**THE TASK**.
Identify each line below containing the string "JSON" and copy it.

**EXERCISE MATERIAL**.
※

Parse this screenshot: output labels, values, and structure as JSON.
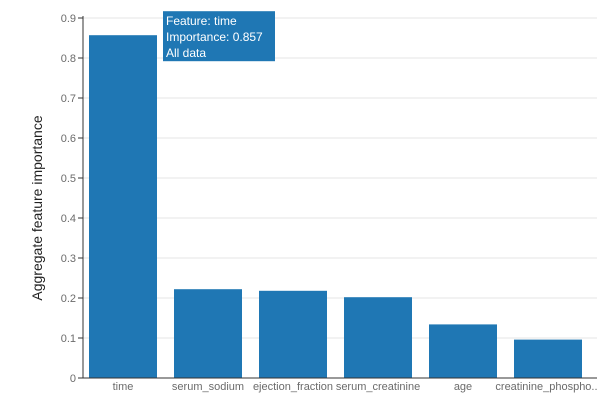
{
  "chart_data": {
    "type": "bar",
    "categories": [
      "time",
      "serum_sodium",
      "ejection_fraction",
      "serum_creatinine",
      "age",
      "creatinine_phospho..."
    ],
    "values": [
      0.857,
      0.222,
      0.218,
      0.202,
      0.134,
      0.096
    ],
    "title": "",
    "xlabel": "",
    "ylabel": "Aggregate feature importance",
    "ylim": [
      0,
      0.9
    ],
    "yticks": [
      0,
      0.1,
      0.2,
      0.3,
      0.4,
      0.5,
      0.6,
      0.7,
      0.8,
      0.9
    ],
    "ytick_labels": [
      "0",
      "0.1",
      "0.2",
      "0.3",
      "0.4",
      "0.5",
      "0.6",
      "0.7",
      "0.8",
      "0.9"
    ],
    "grid": true,
    "bar_color": "#1f77b4",
    "grid_color": "#e6e6e6",
    "tooltip": {
      "visible": true,
      "lines": [
        "Feature: time",
        "Importance: 0.857",
        "All data"
      ],
      "background": "#1f77b4",
      "target_category": "time"
    }
  }
}
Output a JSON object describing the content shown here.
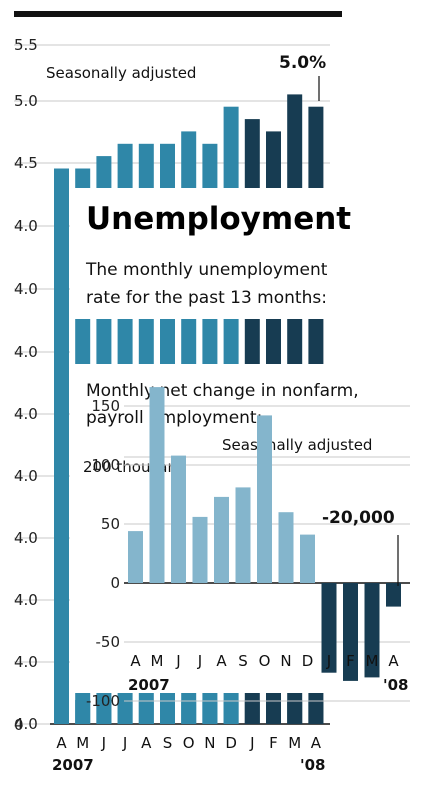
{
  "chart_data": [
    {
      "type": "bar",
      "title": "Unemployment",
      "subtitle": "The monthly unemployment rate for the past 13 months:",
      "note": "Seasonally adjusted",
      "callout": "5.0%",
      "categories": [
        "A",
        "M",
        "J",
        "J",
        "A",
        "S",
        "O",
        "N",
        "D",
        "J",
        "F",
        "M",
        "A"
      ],
      "year_labels": [
        "2007",
        "'08"
      ],
      "y_ticks": [
        "5.5",
        "5.0",
        "4.5",
        "4.0",
        "4.0",
        "4.0",
        "4.0",
        "4.0",
        "4.0",
        "4.0",
        "4.0",
        "4.0",
        "0"
      ],
      "ylim": [
        0,
        5.5
      ],
      "values": [
        4.5,
        4.5,
        4.6,
        4.7,
        4.7,
        4.7,
        4.8,
        4.7,
        5.0,
        4.9,
        4.8,
        5.1,
        5.0
      ],
      "colors": {
        "2007": "#2f87a8",
        "2008": "#173c52"
      }
    },
    {
      "type": "bar",
      "subtitle": "Monthly net change in nonfarm, payroll employment:",
      "note": "Seasonally adjusted",
      "unit_label": "200 thousand",
      "callout": "-20,000",
      "categories": [
        "A",
        "M",
        "J",
        "J",
        "A",
        "S",
        "O",
        "N",
        "D",
        "J",
        "F",
        "M",
        "A"
      ],
      "year_labels": [
        "2007",
        "'08"
      ],
      "y_ticks": [
        "150",
        "100",
        "50",
        "0",
        "-50",
        "-100"
      ],
      "ylim": [
        -100,
        200
      ],
      "values": [
        44,
        166,
        108,
        56,
        73,
        81,
        142,
        60,
        41,
        -76,
        -83,
        -80,
        -20
      ],
      "colors": {
        "2007": "#84b5cc",
        "2008": "#173c52"
      }
    }
  ]
}
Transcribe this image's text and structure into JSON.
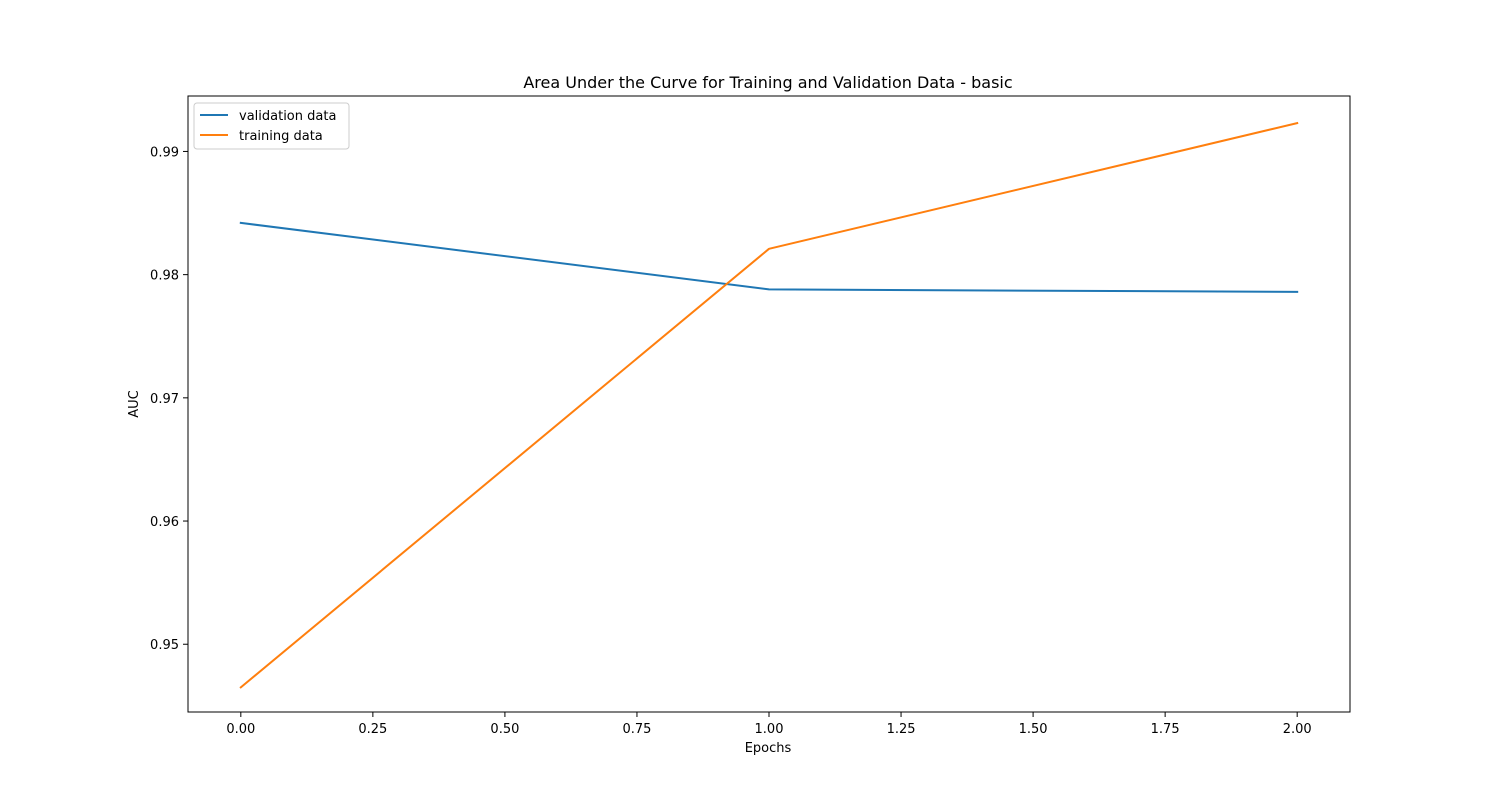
{
  "chart_data": {
    "type": "line",
    "title": "Area Under the Curve for Training and Validation Data - basic",
    "xlabel": "Epochs",
    "ylabel": "AUC",
    "xlim": [
      -0.1,
      2.1
    ],
    "ylim": [
      0.9445,
      0.9945
    ],
    "xticks": [
      0.0,
      0.25,
      0.5,
      0.75,
      1.0,
      1.25,
      1.5,
      1.75,
      2.0
    ],
    "xtick_labels": [
      "0.00",
      "0.25",
      "0.50",
      "0.75",
      "1.00",
      "1.25",
      "1.50",
      "1.75",
      "2.00"
    ],
    "yticks": [
      0.95,
      0.96,
      0.97,
      0.98,
      0.99
    ],
    "ytick_labels": [
      "0.95",
      "0.96",
      "0.97",
      "0.98",
      "0.99"
    ],
    "grid": false,
    "legend_position": "upper-left",
    "series": [
      {
        "name": "validation data",
        "color": "#1f77b4",
        "x": [
          0,
          1,
          2
        ],
        "y": [
          0.9842,
          0.9788,
          0.9786
        ]
      },
      {
        "name": "training data",
        "color": "#ff7f0e",
        "x": [
          0,
          1,
          2
        ],
        "y": [
          0.9465,
          0.9821,
          0.9923
        ]
      }
    ]
  }
}
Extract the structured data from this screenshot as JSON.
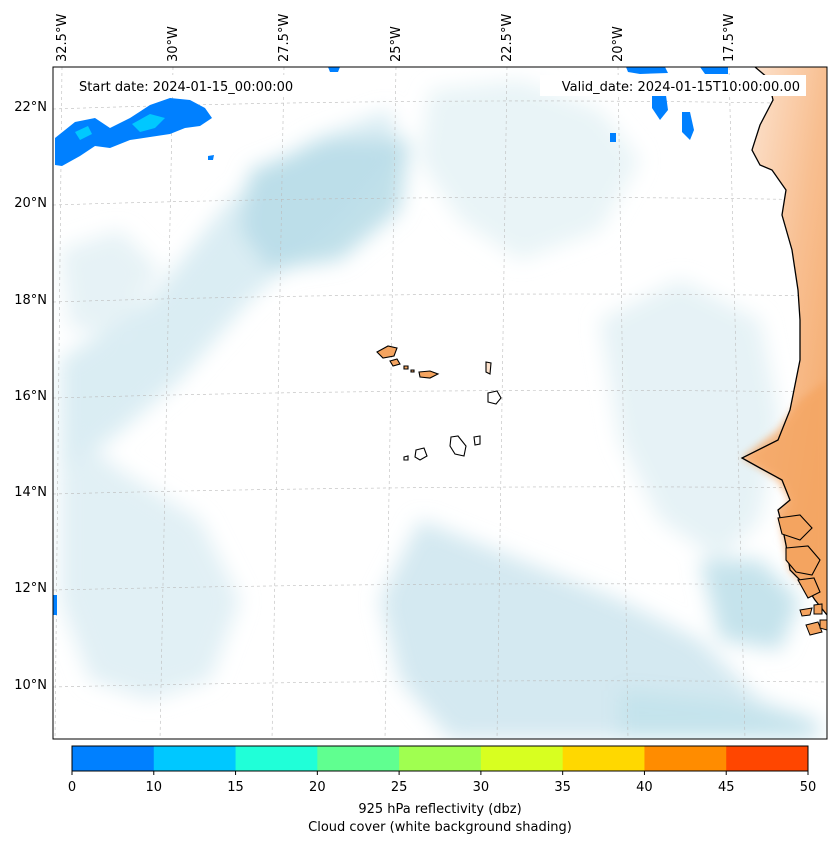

※

**WRITTEN RESPONSE**.
Parse this screenshot: output labels, values, and structure as JSON.
Output a JSON object describing the content shown here.
Transcribe this image's text and structure into JSON.
Extract the structured data from this screenshot as JSON.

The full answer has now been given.